● **What you are asked to do**: Set down each entry from the block beneath, exactly as written.

● **Supplied data**:
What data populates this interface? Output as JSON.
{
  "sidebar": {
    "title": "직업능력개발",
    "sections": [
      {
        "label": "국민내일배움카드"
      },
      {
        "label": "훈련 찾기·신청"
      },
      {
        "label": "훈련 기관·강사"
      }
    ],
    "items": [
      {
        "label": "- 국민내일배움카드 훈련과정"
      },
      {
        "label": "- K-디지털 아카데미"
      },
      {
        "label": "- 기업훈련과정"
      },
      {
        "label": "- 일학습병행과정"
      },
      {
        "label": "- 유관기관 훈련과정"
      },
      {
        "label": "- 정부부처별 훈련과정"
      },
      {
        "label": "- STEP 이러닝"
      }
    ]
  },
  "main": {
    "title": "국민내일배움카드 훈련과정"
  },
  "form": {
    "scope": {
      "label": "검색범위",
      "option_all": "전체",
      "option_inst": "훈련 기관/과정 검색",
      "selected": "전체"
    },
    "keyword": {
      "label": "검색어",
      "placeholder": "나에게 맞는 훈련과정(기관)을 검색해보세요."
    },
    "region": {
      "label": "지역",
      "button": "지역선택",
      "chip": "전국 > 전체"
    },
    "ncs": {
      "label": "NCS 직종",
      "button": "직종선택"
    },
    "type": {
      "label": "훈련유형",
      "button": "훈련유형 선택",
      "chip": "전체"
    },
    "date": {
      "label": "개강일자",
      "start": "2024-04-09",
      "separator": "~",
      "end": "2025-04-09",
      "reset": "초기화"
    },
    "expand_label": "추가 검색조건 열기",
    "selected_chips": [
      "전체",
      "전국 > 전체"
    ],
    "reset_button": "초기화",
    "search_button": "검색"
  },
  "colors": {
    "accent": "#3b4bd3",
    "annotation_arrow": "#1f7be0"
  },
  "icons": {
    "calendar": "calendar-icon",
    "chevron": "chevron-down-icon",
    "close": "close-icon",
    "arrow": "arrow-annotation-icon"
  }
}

● **Solution**:
What data populates this interface? Output as JSON.
{
  "sidebar": {
    "title": "직업능력개발",
    "sections": [
      {
        "label": "국민내일배움카드"
      },
      {
        "label": "훈련 찾기·신청"
      },
      {
        "label": "훈련 기관·강사"
      }
    ],
    "items": [
      {
        "label": "- 국민내일배움카드 훈련과정"
      },
      {
        "label": "- K-디지털 아카데미"
      },
      {
        "label": "- 기업훈련과정"
      },
      {
        "label": "- 일학습병행과정"
      },
      {
        "label": "- 유관기관 훈련과정"
      },
      {
        "label": "- 정부부처별 훈련과정"
      },
      {
        "label": "- STEP 이러닝"
      }
    ]
  },
  "main": {
    "title": "국민내일배움카드 훈련과정"
  },
  "form": {
    "scope": {
      "label": "검색범위",
      "option_all": "전체",
      "option_inst": "훈련 기관/과정 검색",
      "selected": "전체"
    },
    "keyword": {
      "label": "검색어",
      "placeholder": "나에게 맞는 훈련과정(기관)을 검색해보세요."
    },
    "region": {
      "label": "지역",
      "button": "지역선택",
      "chip": "전국 > 전체"
    },
    "ncs": {
      "label": "NCS 직종",
      "button": "직종선택"
    },
    "type": {
      "label": "훈련유형",
      "button": "훈련유형 선택",
      "chip": "전체"
    },
    "date": {
      "label": "개강일자",
      "start": "2024-04-09",
      "separator": "~",
      "end": "2025-04-09",
      "reset": "초기화"
    },
    "expand_label": "추가 검색조건 열기",
    "selected_chips": [
      "전체",
      "전국 > 전체"
    ],
    "reset_button": "초기화",
    "search_button": "검색"
  },
  "colors": {
    "accent": "#3b4bd3",
    "annotation_arrow": "#1f7be0"
  },
  "icons": {
    "calendar": "calendar-icon",
    "chevron": "chevron-down-icon",
    "close": "close-icon",
    "arrow": "arrow-annotation-icon"
  }
}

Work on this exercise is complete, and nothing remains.